[Start Input rows]

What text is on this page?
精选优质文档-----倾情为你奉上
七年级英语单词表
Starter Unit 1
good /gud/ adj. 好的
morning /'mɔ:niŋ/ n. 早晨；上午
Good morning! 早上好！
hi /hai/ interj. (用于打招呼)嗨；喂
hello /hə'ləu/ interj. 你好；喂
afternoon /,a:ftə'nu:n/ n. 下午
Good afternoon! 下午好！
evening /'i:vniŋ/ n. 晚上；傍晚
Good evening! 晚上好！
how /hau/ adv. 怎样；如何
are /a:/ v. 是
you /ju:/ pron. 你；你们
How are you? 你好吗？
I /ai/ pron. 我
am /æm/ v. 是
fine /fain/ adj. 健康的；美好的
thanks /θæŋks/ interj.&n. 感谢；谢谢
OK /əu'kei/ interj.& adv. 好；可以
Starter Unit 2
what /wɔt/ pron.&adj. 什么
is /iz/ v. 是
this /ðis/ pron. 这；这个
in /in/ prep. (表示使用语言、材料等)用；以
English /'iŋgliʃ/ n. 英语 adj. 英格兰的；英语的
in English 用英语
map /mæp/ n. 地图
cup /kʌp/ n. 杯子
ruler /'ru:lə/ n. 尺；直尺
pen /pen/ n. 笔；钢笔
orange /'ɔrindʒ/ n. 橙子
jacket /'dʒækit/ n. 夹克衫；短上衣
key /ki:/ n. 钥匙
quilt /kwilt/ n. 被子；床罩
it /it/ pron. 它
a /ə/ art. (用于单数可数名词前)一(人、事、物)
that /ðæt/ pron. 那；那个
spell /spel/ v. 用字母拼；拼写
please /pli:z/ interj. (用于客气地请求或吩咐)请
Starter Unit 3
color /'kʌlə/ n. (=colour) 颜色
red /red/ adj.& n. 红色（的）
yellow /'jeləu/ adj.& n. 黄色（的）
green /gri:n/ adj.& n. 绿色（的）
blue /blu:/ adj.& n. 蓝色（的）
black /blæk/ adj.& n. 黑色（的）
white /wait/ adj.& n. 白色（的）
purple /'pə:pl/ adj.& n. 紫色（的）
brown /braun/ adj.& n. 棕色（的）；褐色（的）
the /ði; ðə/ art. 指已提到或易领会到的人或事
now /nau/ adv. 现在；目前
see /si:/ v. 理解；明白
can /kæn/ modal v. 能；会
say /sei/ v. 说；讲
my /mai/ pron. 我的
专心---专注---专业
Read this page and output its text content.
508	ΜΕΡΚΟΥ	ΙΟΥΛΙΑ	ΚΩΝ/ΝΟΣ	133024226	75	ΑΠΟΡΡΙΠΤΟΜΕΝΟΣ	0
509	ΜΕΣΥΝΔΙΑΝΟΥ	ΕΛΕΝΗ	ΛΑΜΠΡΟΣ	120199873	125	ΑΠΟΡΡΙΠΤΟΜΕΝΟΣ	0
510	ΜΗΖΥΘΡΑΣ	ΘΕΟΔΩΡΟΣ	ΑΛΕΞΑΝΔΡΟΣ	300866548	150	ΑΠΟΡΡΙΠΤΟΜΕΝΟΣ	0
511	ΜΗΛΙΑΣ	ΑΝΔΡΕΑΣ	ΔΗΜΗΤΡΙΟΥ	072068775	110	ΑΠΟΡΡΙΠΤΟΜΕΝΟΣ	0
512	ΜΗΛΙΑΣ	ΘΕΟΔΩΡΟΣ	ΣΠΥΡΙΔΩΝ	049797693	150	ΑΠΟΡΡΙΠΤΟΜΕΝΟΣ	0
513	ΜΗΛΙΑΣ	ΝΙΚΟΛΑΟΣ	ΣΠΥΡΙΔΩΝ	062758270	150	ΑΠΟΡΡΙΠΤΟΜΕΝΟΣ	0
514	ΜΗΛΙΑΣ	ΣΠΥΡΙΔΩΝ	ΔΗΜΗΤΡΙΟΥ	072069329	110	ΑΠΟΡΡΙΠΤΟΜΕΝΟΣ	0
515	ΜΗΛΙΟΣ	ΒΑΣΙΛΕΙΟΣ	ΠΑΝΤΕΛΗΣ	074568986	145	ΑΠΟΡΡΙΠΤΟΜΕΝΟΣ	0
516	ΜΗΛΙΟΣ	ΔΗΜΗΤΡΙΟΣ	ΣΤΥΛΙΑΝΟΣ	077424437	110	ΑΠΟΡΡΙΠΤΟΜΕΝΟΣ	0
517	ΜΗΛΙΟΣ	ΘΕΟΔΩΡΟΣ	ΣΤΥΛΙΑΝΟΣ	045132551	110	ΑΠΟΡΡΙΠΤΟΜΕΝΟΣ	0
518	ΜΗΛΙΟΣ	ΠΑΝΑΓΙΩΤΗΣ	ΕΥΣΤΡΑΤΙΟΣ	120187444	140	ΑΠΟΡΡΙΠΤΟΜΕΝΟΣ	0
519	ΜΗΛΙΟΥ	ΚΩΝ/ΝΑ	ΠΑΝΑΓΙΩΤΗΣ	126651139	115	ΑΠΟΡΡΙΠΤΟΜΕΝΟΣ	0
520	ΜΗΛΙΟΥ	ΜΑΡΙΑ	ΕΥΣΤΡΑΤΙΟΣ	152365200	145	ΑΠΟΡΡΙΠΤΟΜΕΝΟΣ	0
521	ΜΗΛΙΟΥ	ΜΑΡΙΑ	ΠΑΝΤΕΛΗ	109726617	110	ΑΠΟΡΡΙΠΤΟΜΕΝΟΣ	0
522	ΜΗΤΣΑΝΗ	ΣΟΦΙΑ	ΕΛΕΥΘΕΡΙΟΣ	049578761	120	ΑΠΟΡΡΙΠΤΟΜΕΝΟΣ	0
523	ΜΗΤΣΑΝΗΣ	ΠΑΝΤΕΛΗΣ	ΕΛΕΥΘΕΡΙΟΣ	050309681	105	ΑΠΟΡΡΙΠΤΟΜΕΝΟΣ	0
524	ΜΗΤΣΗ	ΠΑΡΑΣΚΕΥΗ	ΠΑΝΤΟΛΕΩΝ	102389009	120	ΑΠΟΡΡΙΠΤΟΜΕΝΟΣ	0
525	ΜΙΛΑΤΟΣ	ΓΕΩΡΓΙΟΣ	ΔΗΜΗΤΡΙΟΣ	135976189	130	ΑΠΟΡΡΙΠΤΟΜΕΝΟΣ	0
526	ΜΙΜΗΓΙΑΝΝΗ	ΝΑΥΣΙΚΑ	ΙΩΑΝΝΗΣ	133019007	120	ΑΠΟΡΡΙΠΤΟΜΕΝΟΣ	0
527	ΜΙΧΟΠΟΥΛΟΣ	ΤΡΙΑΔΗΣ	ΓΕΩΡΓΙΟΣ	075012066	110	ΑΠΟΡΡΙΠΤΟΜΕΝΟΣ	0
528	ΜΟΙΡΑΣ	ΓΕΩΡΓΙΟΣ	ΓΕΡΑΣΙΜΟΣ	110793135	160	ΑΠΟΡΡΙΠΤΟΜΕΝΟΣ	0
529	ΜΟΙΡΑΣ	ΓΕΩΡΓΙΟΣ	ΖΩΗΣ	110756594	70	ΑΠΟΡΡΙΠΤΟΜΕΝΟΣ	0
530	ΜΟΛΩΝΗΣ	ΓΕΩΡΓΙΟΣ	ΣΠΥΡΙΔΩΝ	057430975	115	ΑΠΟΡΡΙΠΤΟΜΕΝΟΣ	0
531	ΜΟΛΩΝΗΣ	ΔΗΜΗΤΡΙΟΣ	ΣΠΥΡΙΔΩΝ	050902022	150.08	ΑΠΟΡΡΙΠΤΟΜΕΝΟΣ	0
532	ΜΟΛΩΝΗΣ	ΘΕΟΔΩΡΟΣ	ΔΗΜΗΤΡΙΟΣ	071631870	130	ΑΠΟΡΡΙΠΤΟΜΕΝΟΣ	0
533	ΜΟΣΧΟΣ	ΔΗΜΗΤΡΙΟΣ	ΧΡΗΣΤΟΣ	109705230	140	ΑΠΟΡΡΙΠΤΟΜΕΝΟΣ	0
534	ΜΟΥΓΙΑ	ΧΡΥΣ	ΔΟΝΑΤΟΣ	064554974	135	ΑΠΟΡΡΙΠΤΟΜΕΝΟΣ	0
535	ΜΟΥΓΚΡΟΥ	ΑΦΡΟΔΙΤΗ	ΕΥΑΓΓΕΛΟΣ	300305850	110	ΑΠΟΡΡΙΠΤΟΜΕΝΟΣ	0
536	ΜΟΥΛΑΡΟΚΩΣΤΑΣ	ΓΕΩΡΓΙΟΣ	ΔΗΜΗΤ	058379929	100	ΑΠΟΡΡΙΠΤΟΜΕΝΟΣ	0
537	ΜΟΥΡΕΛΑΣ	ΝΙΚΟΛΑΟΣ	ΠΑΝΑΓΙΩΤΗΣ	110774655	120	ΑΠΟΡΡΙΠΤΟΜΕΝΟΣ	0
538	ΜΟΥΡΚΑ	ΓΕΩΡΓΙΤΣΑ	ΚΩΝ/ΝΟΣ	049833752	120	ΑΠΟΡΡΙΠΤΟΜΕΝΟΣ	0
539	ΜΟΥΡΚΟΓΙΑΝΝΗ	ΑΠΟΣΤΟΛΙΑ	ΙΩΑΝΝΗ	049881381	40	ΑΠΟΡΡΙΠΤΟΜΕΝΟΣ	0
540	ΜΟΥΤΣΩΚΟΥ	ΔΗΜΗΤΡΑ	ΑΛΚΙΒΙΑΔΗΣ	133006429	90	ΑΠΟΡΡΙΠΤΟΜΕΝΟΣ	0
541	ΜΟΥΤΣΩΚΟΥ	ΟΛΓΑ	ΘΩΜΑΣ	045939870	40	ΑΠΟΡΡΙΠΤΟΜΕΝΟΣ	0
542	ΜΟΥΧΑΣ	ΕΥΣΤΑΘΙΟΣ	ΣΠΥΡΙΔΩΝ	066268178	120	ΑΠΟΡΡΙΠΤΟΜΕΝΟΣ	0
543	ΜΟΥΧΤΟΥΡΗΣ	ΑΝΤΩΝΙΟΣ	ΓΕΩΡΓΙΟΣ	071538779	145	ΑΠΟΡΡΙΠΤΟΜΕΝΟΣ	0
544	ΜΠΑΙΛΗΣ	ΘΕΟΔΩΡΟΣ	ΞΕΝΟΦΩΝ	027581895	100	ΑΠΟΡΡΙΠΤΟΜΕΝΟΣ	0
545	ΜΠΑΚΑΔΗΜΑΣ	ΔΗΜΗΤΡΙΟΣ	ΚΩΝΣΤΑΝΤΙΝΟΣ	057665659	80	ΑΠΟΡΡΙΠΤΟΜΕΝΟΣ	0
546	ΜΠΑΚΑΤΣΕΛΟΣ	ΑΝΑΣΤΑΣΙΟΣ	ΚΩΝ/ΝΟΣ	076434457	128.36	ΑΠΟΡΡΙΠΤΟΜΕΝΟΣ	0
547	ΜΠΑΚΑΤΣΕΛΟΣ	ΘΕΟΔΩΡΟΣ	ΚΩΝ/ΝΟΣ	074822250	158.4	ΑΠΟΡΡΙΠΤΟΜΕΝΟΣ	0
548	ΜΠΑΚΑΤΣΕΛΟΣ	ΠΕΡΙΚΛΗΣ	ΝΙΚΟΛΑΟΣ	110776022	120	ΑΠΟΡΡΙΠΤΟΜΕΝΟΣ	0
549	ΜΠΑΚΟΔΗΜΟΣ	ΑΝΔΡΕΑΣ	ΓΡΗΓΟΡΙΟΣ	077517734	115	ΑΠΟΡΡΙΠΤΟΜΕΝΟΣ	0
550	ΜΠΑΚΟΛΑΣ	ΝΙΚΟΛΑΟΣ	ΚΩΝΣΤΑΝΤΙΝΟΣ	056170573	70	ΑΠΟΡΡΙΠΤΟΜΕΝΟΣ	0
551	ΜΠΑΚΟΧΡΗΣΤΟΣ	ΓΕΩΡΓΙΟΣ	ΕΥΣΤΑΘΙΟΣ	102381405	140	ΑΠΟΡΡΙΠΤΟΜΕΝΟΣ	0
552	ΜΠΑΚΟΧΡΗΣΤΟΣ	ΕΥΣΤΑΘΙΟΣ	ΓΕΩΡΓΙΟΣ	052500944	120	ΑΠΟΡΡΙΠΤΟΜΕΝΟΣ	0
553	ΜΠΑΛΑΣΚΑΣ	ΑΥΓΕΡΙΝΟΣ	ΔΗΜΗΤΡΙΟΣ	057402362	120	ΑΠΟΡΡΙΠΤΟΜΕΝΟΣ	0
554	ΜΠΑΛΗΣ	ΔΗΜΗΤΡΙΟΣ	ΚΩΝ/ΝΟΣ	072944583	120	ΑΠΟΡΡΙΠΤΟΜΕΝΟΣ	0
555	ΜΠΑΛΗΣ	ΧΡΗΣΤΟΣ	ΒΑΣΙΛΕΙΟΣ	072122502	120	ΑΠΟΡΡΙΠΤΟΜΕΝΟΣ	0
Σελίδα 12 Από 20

[End Input rows]

**Instruction:**
Select every line above that contains the word "ΔΗΜΗΤΡΙΟΥ", and copy it.

**Solution to the exercise:**
511	ΜΗΛΙΑΣ	ΑΝΔΡΕΑΣ	ΔΗΜΗΤΡΙΟΥ	072068775	110	ΑΠΟΡΡΙΠΤΟΜΕΝΟΣ	0
514	ΜΗΛΙΑΣ	ΣΠΥΡΙΔΩΝ	ΔΗΜΗΤΡΙΟΥ	072069329	110	ΑΠΟΡΡΙΠΤΟΜΕΝΟΣ	0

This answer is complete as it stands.